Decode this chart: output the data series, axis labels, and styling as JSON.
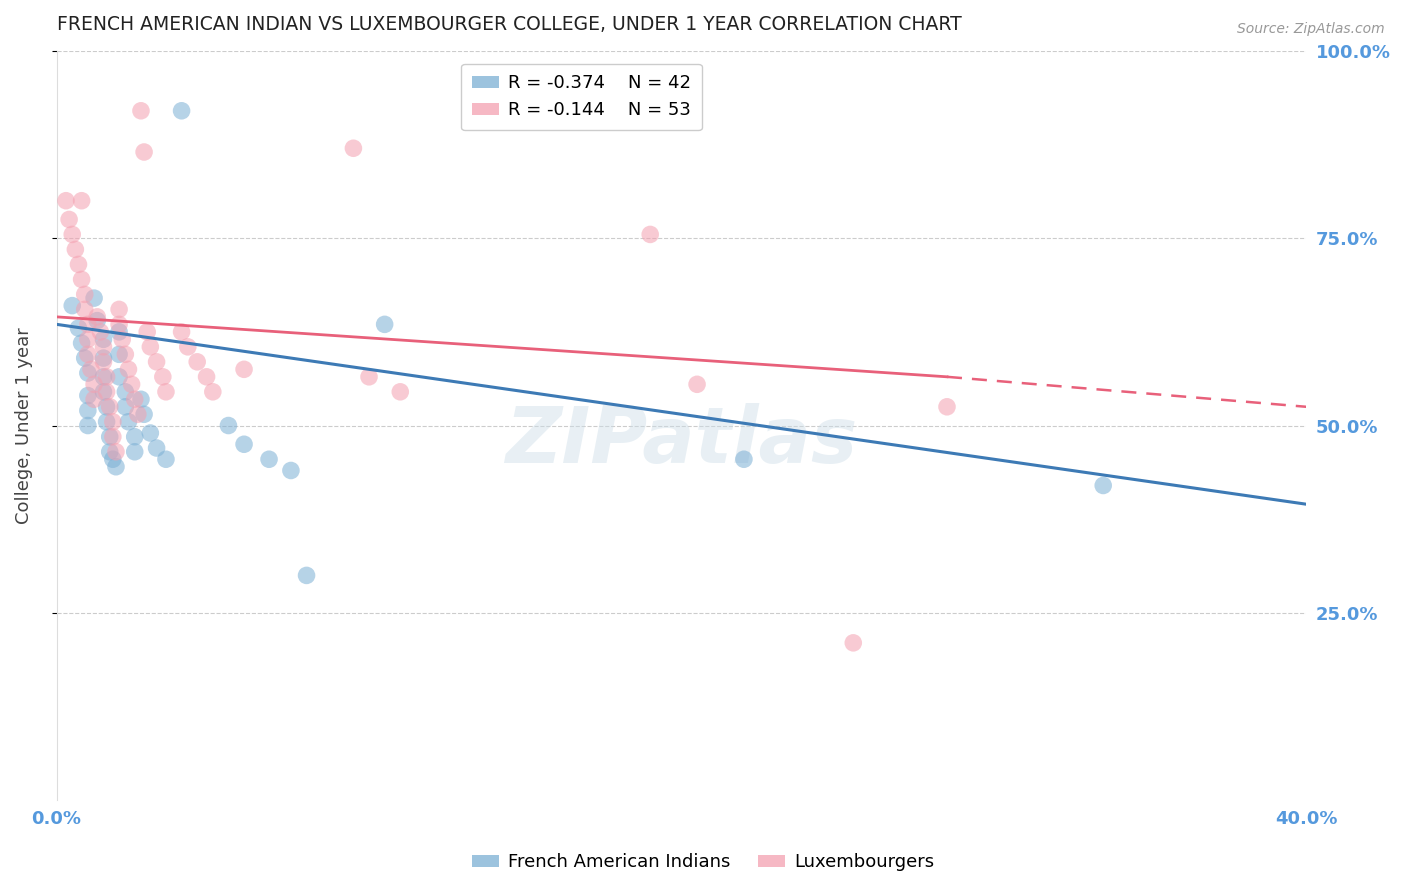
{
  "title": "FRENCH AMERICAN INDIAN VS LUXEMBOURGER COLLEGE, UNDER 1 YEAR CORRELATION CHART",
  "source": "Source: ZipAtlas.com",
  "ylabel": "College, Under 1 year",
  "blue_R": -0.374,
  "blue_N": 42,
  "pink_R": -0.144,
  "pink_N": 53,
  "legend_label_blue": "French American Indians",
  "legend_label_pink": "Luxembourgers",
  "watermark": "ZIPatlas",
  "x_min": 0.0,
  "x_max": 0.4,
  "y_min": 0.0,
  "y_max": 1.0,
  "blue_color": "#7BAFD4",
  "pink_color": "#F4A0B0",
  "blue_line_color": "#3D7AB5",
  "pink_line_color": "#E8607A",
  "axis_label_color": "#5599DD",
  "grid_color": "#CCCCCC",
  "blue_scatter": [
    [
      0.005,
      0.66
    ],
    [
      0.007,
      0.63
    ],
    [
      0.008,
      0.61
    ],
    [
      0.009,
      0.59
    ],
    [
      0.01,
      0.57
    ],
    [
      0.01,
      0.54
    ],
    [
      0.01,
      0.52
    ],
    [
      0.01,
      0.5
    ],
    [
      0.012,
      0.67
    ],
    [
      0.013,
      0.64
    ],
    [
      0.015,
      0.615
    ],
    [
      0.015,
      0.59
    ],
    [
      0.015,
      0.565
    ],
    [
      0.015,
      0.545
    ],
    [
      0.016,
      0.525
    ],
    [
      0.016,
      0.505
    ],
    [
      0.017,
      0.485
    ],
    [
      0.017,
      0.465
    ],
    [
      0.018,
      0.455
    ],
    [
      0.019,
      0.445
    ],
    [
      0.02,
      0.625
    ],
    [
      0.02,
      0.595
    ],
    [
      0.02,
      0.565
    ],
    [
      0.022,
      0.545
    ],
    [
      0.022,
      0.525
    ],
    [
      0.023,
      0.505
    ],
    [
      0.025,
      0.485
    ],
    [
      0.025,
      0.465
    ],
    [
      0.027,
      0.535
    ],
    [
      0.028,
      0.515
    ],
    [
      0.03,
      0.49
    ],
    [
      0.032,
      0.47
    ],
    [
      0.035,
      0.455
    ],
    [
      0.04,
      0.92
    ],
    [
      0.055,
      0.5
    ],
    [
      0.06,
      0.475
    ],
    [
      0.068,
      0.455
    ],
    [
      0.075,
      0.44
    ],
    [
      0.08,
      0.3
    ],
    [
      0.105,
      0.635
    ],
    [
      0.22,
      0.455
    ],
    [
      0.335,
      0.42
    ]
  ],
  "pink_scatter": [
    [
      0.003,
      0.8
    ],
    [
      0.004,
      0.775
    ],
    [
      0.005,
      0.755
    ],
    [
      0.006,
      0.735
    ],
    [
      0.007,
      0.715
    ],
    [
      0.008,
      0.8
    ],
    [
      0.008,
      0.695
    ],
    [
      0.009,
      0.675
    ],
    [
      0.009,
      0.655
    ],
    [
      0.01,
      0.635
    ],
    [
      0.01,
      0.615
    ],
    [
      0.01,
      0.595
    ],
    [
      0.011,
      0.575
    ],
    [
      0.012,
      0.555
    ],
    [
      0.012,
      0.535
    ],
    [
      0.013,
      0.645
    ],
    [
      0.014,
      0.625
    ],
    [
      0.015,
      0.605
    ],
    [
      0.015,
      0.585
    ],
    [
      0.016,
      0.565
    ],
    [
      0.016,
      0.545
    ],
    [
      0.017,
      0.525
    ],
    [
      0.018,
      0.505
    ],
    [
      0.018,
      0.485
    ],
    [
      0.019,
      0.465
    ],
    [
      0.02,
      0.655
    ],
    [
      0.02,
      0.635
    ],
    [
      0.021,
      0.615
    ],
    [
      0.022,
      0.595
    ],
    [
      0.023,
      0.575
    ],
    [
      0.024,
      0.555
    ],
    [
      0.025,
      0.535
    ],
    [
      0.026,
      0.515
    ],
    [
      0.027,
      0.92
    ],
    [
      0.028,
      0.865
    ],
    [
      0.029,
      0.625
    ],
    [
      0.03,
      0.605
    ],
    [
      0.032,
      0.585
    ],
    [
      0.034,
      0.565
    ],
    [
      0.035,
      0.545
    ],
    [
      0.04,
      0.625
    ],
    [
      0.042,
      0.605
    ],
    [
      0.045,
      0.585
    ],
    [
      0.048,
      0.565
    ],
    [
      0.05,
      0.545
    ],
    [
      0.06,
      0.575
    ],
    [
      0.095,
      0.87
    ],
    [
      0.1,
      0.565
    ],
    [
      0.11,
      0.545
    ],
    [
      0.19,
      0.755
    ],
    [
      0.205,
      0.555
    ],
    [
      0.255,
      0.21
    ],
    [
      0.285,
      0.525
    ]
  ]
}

• • • • •

Restate the records above in full, word for word. Keep pictures out.

Decode this chart: output the data series, axis labels, and styling as JSON.
{
  "title": "FRENCH AMERICAN INDIAN VS LUXEMBOURGER COLLEGE, UNDER 1 YEAR CORRELATION CHART",
  "source": "Source: ZipAtlas.com",
  "ylabel": "College, Under 1 year",
  "blue_R": -0.374,
  "blue_N": 42,
  "pink_R": -0.144,
  "pink_N": 53,
  "legend_label_blue": "French American Indians",
  "legend_label_pink": "Luxembourgers",
  "watermark": "ZIPatlas",
  "x_min": 0.0,
  "x_max": 0.4,
  "y_min": 0.0,
  "y_max": 1.0,
  "blue_color": "#7BAFD4",
  "pink_color": "#F4A0B0",
  "blue_line_color": "#3D7AB5",
  "pink_line_color": "#E8607A",
  "axis_label_color": "#5599DD",
  "grid_color": "#CCCCCC",
  "blue_scatter": [
    [
      0.005,
      0.66
    ],
    [
      0.007,
      0.63
    ],
    [
      0.008,
      0.61
    ],
    [
      0.009,
      0.59
    ],
    [
      0.01,
      0.57
    ],
    [
      0.01,
      0.54
    ],
    [
      0.01,
      0.52
    ],
    [
      0.01,
      0.5
    ],
    [
      0.012,
      0.67
    ],
    [
      0.013,
      0.64
    ],
    [
      0.015,
      0.615
    ],
    [
      0.015,
      0.59
    ],
    [
      0.015,
      0.565
    ],
    [
      0.015,
      0.545
    ],
    [
      0.016,
      0.525
    ],
    [
      0.016,
      0.505
    ],
    [
      0.017,
      0.485
    ],
    [
      0.017,
      0.465
    ],
    [
      0.018,
      0.455
    ],
    [
      0.019,
      0.445
    ],
    [
      0.02,
      0.625
    ],
    [
      0.02,
      0.595
    ],
    [
      0.02,
      0.565
    ],
    [
      0.022,
      0.545
    ],
    [
      0.022,
      0.525
    ],
    [
      0.023,
      0.505
    ],
    [
      0.025,
      0.485
    ],
    [
      0.025,
      0.465
    ],
    [
      0.027,
      0.535
    ],
    [
      0.028,
      0.515
    ],
    [
      0.03,
      0.49
    ],
    [
      0.032,
      0.47
    ],
    [
      0.035,
      0.455
    ],
    [
      0.04,
      0.92
    ],
    [
      0.055,
      0.5
    ],
    [
      0.06,
      0.475
    ],
    [
      0.068,
      0.455
    ],
    [
      0.075,
      0.44
    ],
    [
      0.08,
      0.3
    ],
    [
      0.105,
      0.635
    ],
    [
      0.22,
      0.455
    ],
    [
      0.335,
      0.42
    ]
  ],
  "pink_scatter": [
    [
      0.003,
      0.8
    ],
    [
      0.004,
      0.775
    ],
    [
      0.005,
      0.755
    ],
    [
      0.006,
      0.735
    ],
    [
      0.007,
      0.715
    ],
    [
      0.008,
      0.8
    ],
    [
      0.008,
      0.695
    ],
    [
      0.009,
      0.675
    ],
    [
      0.009,
      0.655
    ],
    [
      0.01,
      0.635
    ],
    [
      0.01,
      0.615
    ],
    [
      0.01,
      0.595
    ],
    [
      0.011,
      0.575
    ],
    [
      0.012,
      0.555
    ],
    [
      0.012,
      0.535
    ],
    [
      0.013,
      0.645
    ],
    [
      0.014,
      0.625
    ],
    [
      0.015,
      0.605
    ],
    [
      0.015,
      0.585
    ],
    [
      0.016,
      0.565
    ],
    [
      0.016,
      0.545
    ],
    [
      0.017,
      0.525
    ],
    [
      0.018,
      0.505
    ],
    [
      0.018,
      0.485
    ],
    [
      0.019,
      0.465
    ],
    [
      0.02,
      0.655
    ],
    [
      0.02,
      0.635
    ],
    [
      0.021,
      0.615
    ],
    [
      0.022,
      0.595
    ],
    [
      0.023,
      0.575
    ],
    [
      0.024,
      0.555
    ],
    [
      0.025,
      0.535
    ],
    [
      0.026,
      0.515
    ],
    [
      0.027,
      0.92
    ],
    [
      0.028,
      0.865
    ],
    [
      0.029,
      0.625
    ],
    [
      0.03,
      0.605
    ],
    [
      0.032,
      0.585
    ],
    [
      0.034,
      0.565
    ],
    [
      0.035,
      0.545
    ],
    [
      0.04,
      0.625
    ],
    [
      0.042,
      0.605
    ],
    [
      0.045,
      0.585
    ],
    [
      0.048,
      0.565
    ],
    [
      0.05,
      0.545
    ],
    [
      0.06,
      0.575
    ],
    [
      0.095,
      0.87
    ],
    [
      0.1,
      0.565
    ],
    [
      0.11,
      0.545
    ],
    [
      0.19,
      0.755
    ],
    [
      0.205,
      0.555
    ],
    [
      0.255,
      0.21
    ],
    [
      0.285,
      0.525
    ]
  ]
}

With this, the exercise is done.